— start —

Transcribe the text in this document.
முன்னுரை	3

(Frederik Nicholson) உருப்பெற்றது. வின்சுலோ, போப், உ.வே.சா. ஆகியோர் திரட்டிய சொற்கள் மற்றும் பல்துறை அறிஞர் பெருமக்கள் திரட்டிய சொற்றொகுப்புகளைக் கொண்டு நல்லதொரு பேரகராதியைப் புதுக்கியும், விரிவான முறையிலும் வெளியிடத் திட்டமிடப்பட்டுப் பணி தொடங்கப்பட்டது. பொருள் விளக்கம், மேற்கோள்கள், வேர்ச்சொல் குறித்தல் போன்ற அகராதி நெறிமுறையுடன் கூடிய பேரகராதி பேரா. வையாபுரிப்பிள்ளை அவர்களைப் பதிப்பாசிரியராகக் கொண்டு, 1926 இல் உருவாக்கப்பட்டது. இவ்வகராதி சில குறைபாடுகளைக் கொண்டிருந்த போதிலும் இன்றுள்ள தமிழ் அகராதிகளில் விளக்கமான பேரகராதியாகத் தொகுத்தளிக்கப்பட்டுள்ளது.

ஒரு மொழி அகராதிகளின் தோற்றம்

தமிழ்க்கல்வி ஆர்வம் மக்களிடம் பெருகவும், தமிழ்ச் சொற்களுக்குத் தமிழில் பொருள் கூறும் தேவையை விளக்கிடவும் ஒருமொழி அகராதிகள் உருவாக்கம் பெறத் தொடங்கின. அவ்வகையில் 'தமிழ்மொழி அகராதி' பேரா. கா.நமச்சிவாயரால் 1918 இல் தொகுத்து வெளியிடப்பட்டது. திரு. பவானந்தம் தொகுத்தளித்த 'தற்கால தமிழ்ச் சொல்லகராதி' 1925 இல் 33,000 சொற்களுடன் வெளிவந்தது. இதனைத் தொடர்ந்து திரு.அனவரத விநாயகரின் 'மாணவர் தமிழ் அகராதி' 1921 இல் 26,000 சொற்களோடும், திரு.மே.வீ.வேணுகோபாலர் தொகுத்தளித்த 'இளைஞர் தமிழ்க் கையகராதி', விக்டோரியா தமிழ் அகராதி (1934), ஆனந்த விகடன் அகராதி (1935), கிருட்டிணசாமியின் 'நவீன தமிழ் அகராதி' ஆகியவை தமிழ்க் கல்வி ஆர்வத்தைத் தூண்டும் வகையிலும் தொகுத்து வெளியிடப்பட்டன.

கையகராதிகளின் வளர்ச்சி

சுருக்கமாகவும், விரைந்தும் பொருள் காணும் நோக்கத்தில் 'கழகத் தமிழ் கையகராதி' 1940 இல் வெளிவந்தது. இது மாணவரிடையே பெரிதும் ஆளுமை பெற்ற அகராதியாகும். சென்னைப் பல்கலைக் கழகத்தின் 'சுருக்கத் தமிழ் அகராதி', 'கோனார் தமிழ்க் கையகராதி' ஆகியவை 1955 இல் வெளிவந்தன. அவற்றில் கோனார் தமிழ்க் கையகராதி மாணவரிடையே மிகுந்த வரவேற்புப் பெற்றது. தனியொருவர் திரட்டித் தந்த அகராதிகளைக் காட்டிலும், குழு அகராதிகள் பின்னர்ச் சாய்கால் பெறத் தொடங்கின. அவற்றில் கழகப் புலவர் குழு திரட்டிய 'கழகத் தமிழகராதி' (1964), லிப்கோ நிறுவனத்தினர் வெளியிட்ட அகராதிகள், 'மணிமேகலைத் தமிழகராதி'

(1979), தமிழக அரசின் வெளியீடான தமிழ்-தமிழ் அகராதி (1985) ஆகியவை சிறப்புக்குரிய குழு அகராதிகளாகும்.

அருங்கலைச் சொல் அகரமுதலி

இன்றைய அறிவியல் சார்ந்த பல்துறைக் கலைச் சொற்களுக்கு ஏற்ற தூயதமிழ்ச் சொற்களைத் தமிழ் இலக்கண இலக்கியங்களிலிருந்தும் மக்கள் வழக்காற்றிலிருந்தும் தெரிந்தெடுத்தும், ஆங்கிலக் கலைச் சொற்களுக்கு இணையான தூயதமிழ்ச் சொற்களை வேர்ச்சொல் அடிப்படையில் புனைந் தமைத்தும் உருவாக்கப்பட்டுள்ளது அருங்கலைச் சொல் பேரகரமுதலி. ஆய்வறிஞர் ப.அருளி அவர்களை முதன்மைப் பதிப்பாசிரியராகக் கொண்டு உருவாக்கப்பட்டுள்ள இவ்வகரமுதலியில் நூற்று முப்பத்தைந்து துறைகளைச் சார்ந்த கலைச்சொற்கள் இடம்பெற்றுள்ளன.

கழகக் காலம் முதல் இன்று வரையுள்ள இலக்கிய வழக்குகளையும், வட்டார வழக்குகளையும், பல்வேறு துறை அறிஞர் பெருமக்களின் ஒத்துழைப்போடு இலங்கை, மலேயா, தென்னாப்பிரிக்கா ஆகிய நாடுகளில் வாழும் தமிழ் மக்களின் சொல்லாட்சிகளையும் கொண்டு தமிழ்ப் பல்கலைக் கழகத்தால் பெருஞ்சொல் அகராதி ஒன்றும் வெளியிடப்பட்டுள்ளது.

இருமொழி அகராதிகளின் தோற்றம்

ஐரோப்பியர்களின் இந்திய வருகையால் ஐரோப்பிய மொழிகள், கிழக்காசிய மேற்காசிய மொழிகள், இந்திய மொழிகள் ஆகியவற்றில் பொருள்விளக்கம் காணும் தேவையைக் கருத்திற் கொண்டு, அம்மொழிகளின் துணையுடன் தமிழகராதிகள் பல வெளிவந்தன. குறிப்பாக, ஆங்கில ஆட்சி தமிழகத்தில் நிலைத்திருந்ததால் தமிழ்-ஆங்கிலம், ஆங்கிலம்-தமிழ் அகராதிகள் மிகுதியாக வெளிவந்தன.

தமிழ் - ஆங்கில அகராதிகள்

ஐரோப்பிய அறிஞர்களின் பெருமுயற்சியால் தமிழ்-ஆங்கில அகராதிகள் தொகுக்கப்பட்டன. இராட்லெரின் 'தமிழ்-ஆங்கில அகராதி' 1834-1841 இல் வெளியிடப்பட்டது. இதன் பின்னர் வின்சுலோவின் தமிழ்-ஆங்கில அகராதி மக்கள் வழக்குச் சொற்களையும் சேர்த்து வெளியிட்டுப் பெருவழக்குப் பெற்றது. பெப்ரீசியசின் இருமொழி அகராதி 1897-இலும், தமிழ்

— end —

## Instruction
Reproduce every entry shown above, precisely as it stands.

## The reply
Transcribe the text in this document.
முன்னுரை	3

(Frederik Nicholson) உருப்பெற்றது. வின்சுலோ, போப், உ.வே.சா. ஆகியோர் திரட்டிய சொற்கள் மற்றும் பல்துறை அறிஞர் பெருமக்கள் திரட்டிய சொற்றொகுப்புகளைக் கொண்டு நல்லதொரு பேரகராதியைப் புதுக்கியும், விரிவான முறையிலும் வெளியிடத் திட்டமிடப்பட்டுப் பணி தொடங்கப்பட்டது. பொருள் விளக்கம், மேற்கோள்கள், வேர்ச்சொல் குறித்தல் போன்ற அகராதி நெறிமுறையுடன் கூடிய பேரகராதி பேரா. வையாபுரிப்பிள்ளை அவர்களைப் பதிப்பாசிரியராகக் கொண்டு, 1926 இல் உருவாக்கப்பட்டது. இவ்வகராதி சில குறைபாடுகளைக் கொண்டிருந்த போதிலும் இன்றுள்ள தமிழ் அகராதிகளில் விளக்கமான பேரகராதியாகத் தொகுத்தளிக்கப்பட்டுள்ளது.

ஒரு மொழி அகராதிகளின் தோற்றம்

தமிழ்க்கல்வி ஆர்வம் மக்களிடம் பெருகவும், தமிழ்ச் சொற்களுக்குத் தமிழில் பொருள் கூறும் தேவையை விளக்கிடவும் ஒருமொழி அகராதிகள் உருவாக்கம் பெறத் தொடங்கின. அவ்வகையில் 'தமிழ்மொழி அகராதி' பேரா. கா.நமச்சிவாயரால் 1918 இல் தொகுத்து வெளியிடப்பட்டது. திரு. பவானந்தம் தொகுத்தளித்த 'தற்கால தமிழ்ச் சொல்லகராதி' 1925 இல் 33,000 சொற்களுடன் வெளிவந்தது. இதனைத் தொடர்ந்து திரு.அனவரத விநாயகரின் 'மாணவர் தமிழ் அகராதி' 1921 இல் 26,000 சொற்களோடும், திரு.மே.வீ.வேணுகோபாலர் தொகுத்தளித்த 'இளைஞர் தமிழ்க் கையகராதி', விக்டோரியா தமிழ் அகராதி (1934), ஆனந்த விகடன் அகராதி (1935), கிருட்டிணசாமியின் 'நவீன தமிழ் அகராதி' ஆகியவை தமிழ்க் கல்வி ஆர்வத்தைத் தூண்டும் வகையிலும் தொகுத்து வெளியிடப்பட்டன.

கையகராதிகளின் வளர்ச்சி

சுருக்கமாகவும், விரைந்தும் பொருள் காணும் நோக்கத்தில் 'கழகத் தமிழ் கையகராதி' 1940 இல் வெளிவந்தது. இது மாணவரிடையே பெரிதும் ஆளுமை பெற்ற அகராதியாகும். சென்னைப் பல்கலைக் கழகத்தின் 'சுருக்கத் தமிழ் அகராதி', 'கோனார் தமிழ்க் கையகராதி' ஆகியவை 1955 இல் வெளிவந்தன. அவற்றில் கோனார் தமிழ்க் கையகராதி மாணவரிடையே மிகுந்த வரவேற்புப் பெற்றது. தனியொருவர் திரட்டித் தந்த அகராதிகளைக் காட்டிலும், குழு அகராதிகள் பின்னர்ச் சாய்கால் பெறத் தொடங்கின. அவற்றில் கழகப் புலவர் குழு திரட்டிய 'கழகத் தமிழகராதி' (1964), லிப்கோ நிறுவனத்தினர் வெளியிட்ட அகராதிகள், 'மணிமேகலைத் தமிழகராதி'

(1979), தமிழக அரசின் வெளியீடான தமிழ்-தமிழ் அகராதி (1985) ஆகியவை சிறப்புக்குரிய குழு அகராதிகளாகும்.

அருங்கலைச் சொல் அகரமுதலி

இன்றைய அறிவியல் சார்ந்த பல்துறைக் கலைச் சொற்களுக்கு ஏற்ற தூயதமிழ்ச் சொற்களைத் தமிழ் இலக்கண இலக்கியங்களிலிருந்தும் மக்கள் வழக்காற்றிலிருந்தும் தெரிந்தெடுத்தும், ஆங்கிலக் கலைச் சொற்களுக்கு இணையான தூயதமிழ்ச் சொற்களை வேர்ச்சொல் அடிப்படையில் புனைந் தமைத்தும் உருவாக்கப்பட்டுள்ளது அருங்கலைச் சொல் பேரகரமுதலி. ஆய்வறிஞர் ப.அருளி அவர்களை முதன்மைப் பதிப்பாசிரியராகக் கொண்டு உருவாக்கப்பட்டுள்ள இவ்வகரமுதலியில் நூற்று முப்பத்தைந்து துறைகளைச் சார்ந்த கலைச்சொற்கள் இடம்பெற்றுள்ளன.

கழகக் காலம் முதல் இன்று வரையுள்ள இலக்கிய வழக்குகளையும், வட்டார வழக்குகளையும், பல்வேறு துறை அறிஞர் பெருமக்களின் ஒத்துழைப்போடு இலங்கை, மலேயா, தென்னாப்பிரிக்கா ஆகிய நாடுகளில் வாழும் தமிழ் மக்களின் சொல்லாட்சிகளையும் கொண்டு தமிழ்ப் பல்கலைக் கழகத்தால் பெருஞ்சொல் அகராதி ஒன்றும் வெளியிடப்பட்டுள்ளது.

இருமொழி அகராதிகளின் தோற்றம்

ஐரோப்பியர்களின் இந்திய வருகையால் ஐரோப்பிய மொழிகள், கிழக்காசிய மேற்காசிய மொழிகள், இந்திய மொழிகள் ஆகியவற்றில் பொருள்விளக்கம் காணும் தேவையைக் கருத்திற் கொண்டு, அம்மொழிகளின் துணையுடன் தமிழகராதிகள் பல வெளிவந்தன. குறிப்பாக, ஆங்கில ஆட்சி தமிழகத்தில் நிலைத்திருந்ததால் தமிழ்-ஆங்கிலம், ஆங்கிலம்-தமிழ் அகராதிகள் மிகுதியாக வெளிவந்தன.

தமிழ் - ஆங்கில அகராதிகள்

ஐரோப்பிய அறிஞர்களின் பெருமுயற்சியால் தமிழ்-ஆங்கில அகராதிகள் தொகுக்கப்பட்டன. இராட்லெரின் 'தமிழ்-ஆங்கில அகராதி' 1834-1841 இல் வெளியிடப்பட்டது. இதன் பின்னர் வின்சுலோவின் தமிழ்-ஆங்கில அகராதி மக்கள் வழக்குச் சொற்களையும் சேர்த்து வெளியிட்டுப் பெருவழக்குப் பெற்றது. பெப்ரீசியசின் இருமொழி அகராதி 1897-இலும், தமிழ்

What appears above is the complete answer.